Reproduce the records below exactly, leaving out any pictures.

Rows -
· · · · ·

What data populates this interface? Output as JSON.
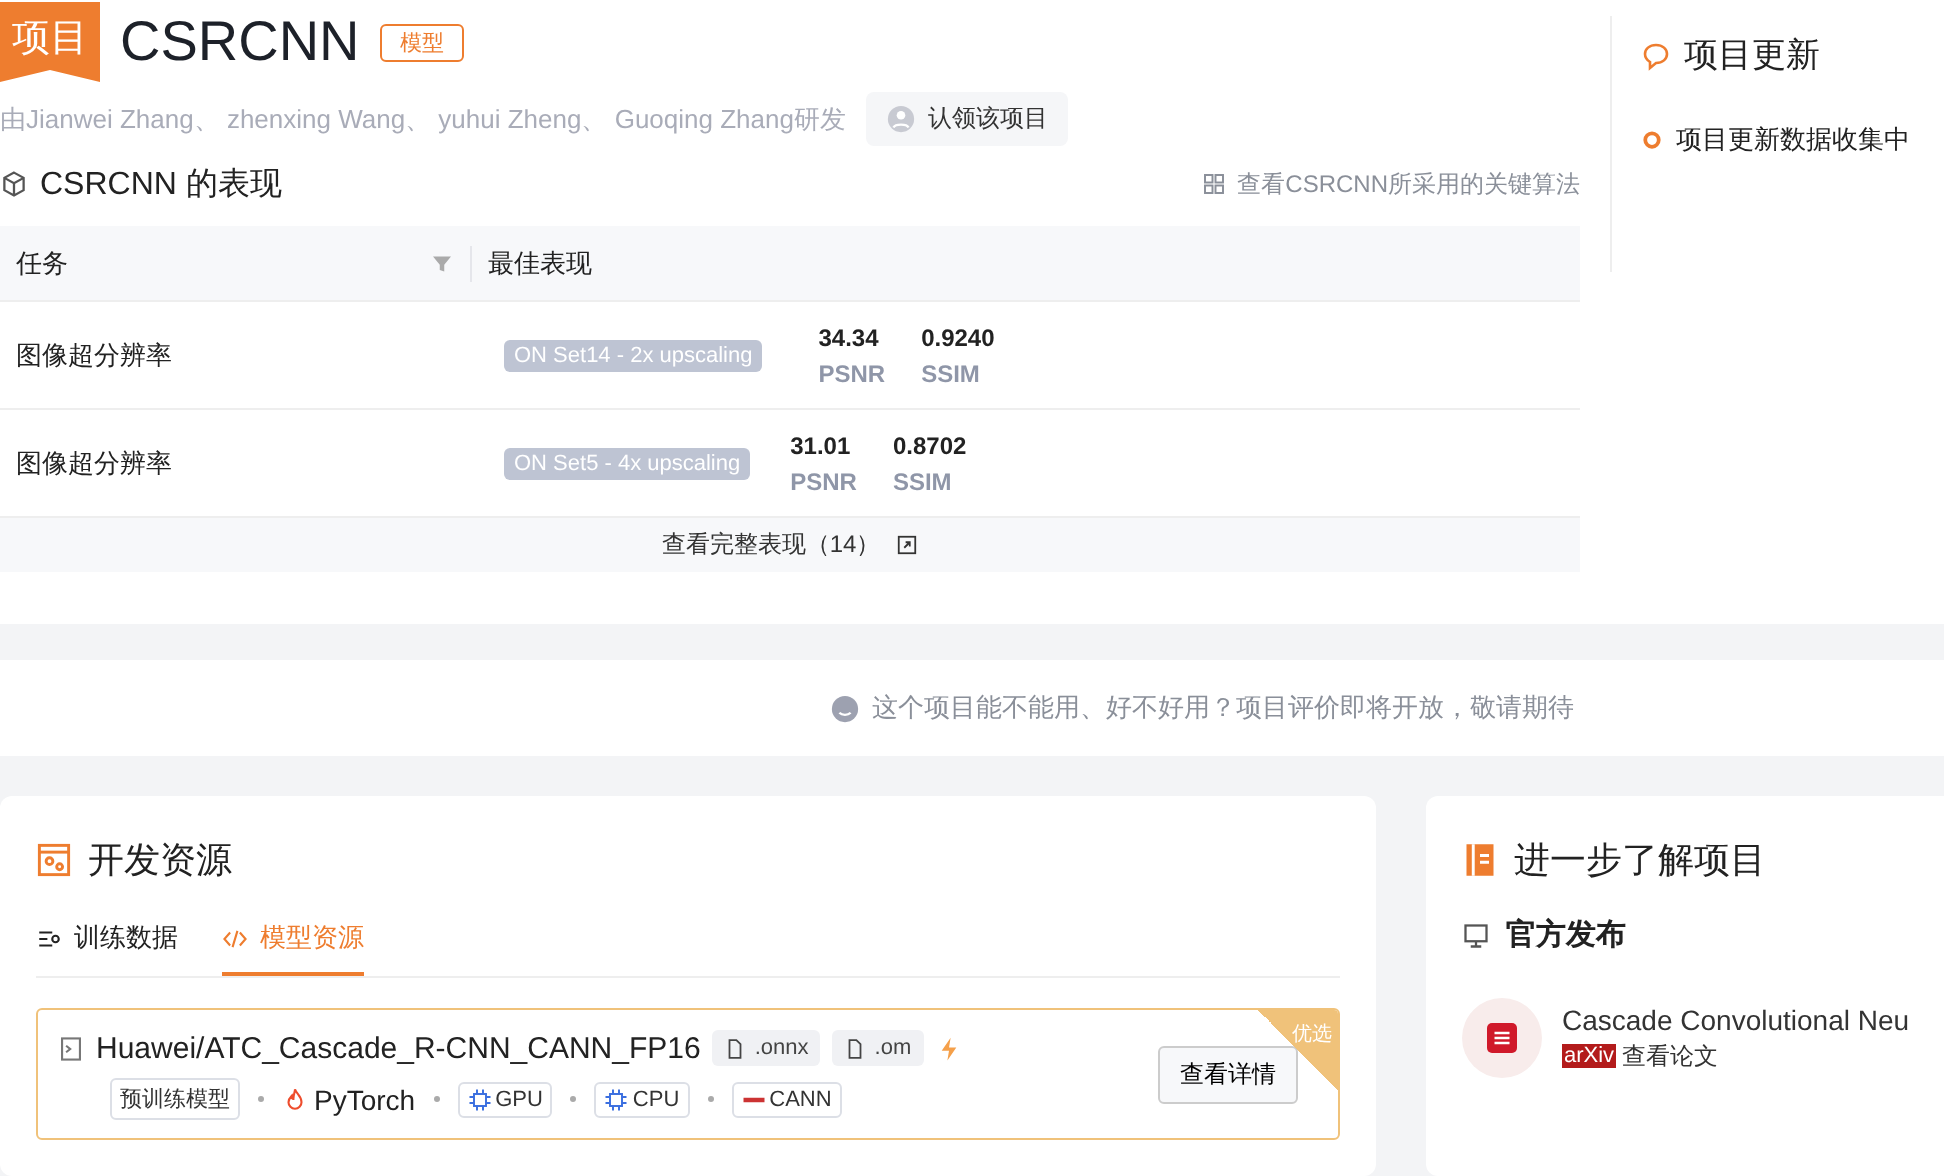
{
  "badge": "项目",
  "title": "CSRCNN",
  "tag": "模型",
  "authors": "由Jianwei Zhang、 zhenxing Wang、 yuhui Zheng、 Guoqing Zhang研发",
  "claim_button": "认领该项目",
  "performance": {
    "title": "CSRCNN 的表现",
    "algorithms_link": "查看CSRCNN所采用的关键算法",
    "columns": [
      "任务",
      "最佳表现"
    ],
    "rows": [
      {
        "task": "图像超分辨率",
        "dataset": "ON Set14 - 2x upscaling",
        "metrics": [
          {
            "value": "34.34",
            "name": "PSNR"
          },
          {
            "value": "0.9240",
            "name": "SSIM"
          }
        ]
      },
      {
        "task": "图像超分辨率",
        "dataset": "ON Set5 - 4x upscaling",
        "metrics": [
          {
            "value": "31.01",
            "name": "PSNR"
          },
          {
            "value": "0.8702",
            "name": "SSIM"
          }
        ]
      }
    ],
    "full_link": "查看完整表现（14）"
  },
  "updates": {
    "title": "项目更新",
    "status": "项目更新数据收集中"
  },
  "evaluation_notice": "这个项目能不能用、好不好用？项目评价即将开放，敬请期待",
  "resources": {
    "title": "开发资源",
    "tabs": [
      {
        "label": "训练数据",
        "selected": false
      },
      {
        "label": "模型资源",
        "selected": true
      }
    ],
    "model": {
      "name": "Huawei/ATC_Cascade_R-CNN_CANN_FP16",
      "files": [
        ".onnx",
        ".om"
      ],
      "type": "预训练模型",
      "framework": "PyTorch",
      "hardware": [
        {
          "label": "GPU",
          "kind": "chip"
        },
        {
          "label": "CPU",
          "kind": "chip"
        },
        {
          "label": "CANN",
          "kind": "cann"
        }
      ],
      "ribbon": "优选",
      "detail_button": "查看详情"
    }
  },
  "learn_more": {
    "title": "进一步了解项目",
    "section": "官方发布",
    "paper": {
      "title": "Cascade Convolutional Neu",
      "source": "arXiv",
      "link": "查看论文"
    }
  }
}
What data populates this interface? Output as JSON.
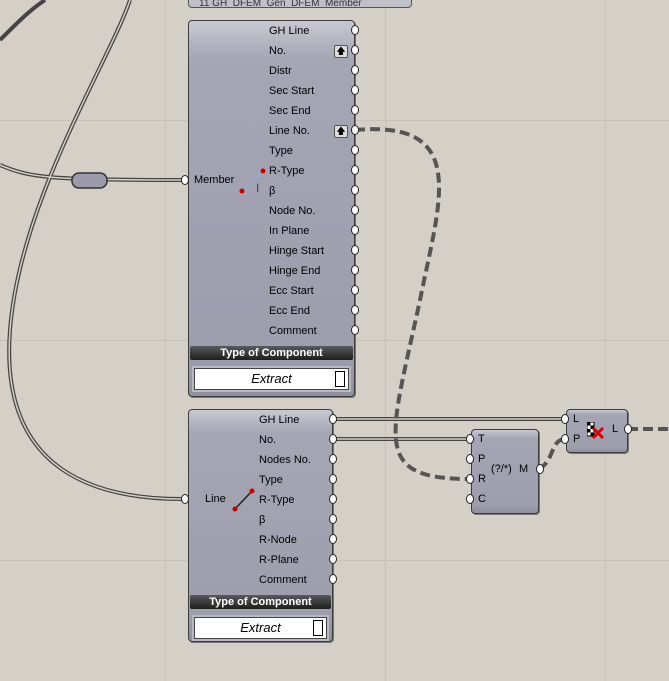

· · · · ·

Response to this exercise -
What data populates this interface? Output as JSON.
{
  "badge": "项目",
  "title": "CSRCNN",
  "tag": "模型",
  "authors": "由Jianwei Zhang、 zhenxing Wang、 yuhui Zheng、 Guoqing Zhang研发",
  "claim_button": "认领该项目",
  "performance": {
    "title": "CSRCNN 的表现",
    "algorithms_link": "查看CSRCNN所采用的关键算法",
    "columns": [
      "任务",
      "最佳表现"
    ],
    "rows": [
      {
        "task": "图像超分辨率",
        "dataset": "ON Set14 - 2x upscaling",
        "metrics": [
          {
            "value": "34.34",
            "name": "PSNR"
          },
          {
            "value": "0.9240",
            "name": "SSIM"
          }
        ]
      },
      {
        "task": "图像超分辨率",
        "dataset": "ON Set5 - 4x upscaling",
        "metrics": [
          {
            "value": "31.01",
            "name": "PSNR"
          },
          {
            "value": "0.8702",
            "name": "SSIM"
          }
        ]
      }
    ],
    "full_link": "查看完整表现（14）"
  },
  "updates": {
    "title": "项目更新",
    "status": "项目更新数据收集中"
  },
  "evaluation_notice": "这个项目能不能用、好不好用？项目评价即将开放，敬请期待",
  "resources": {
    "title": "开发资源",
    "tabs": [
      {
        "label": "训练数据",
        "selected": false
      },
      {
        "label": "模型资源",
        "selected": true
      }
    ],
    "model": {
      "name": "Huawei/ATC_Cascade_R-CNN_CANN_FP16",
      "files": [
        ".onnx",
        ".om"
      ],
      "type": "预训练模型",
      "framework": "PyTorch",
      "hardware": [
        {
          "label": "GPU",
          "kind": "chip"
        },
        {
          "label": "CPU",
          "kind": "chip"
        },
        {
          "label": "CANN",
          "kind": "cann"
        }
      ],
      "ribbon": "优选",
      "detail_button": "查看详情"
    }
  },
  "learn_more": {
    "title": "进一步了解项目",
    "section": "官方发布",
    "paper": {
      "title": "Cascade Convolutional Neu",
      "source": "arXiv",
      "link": "查看论文"
    }
  }
}
What data populates this interface? Output as JSON.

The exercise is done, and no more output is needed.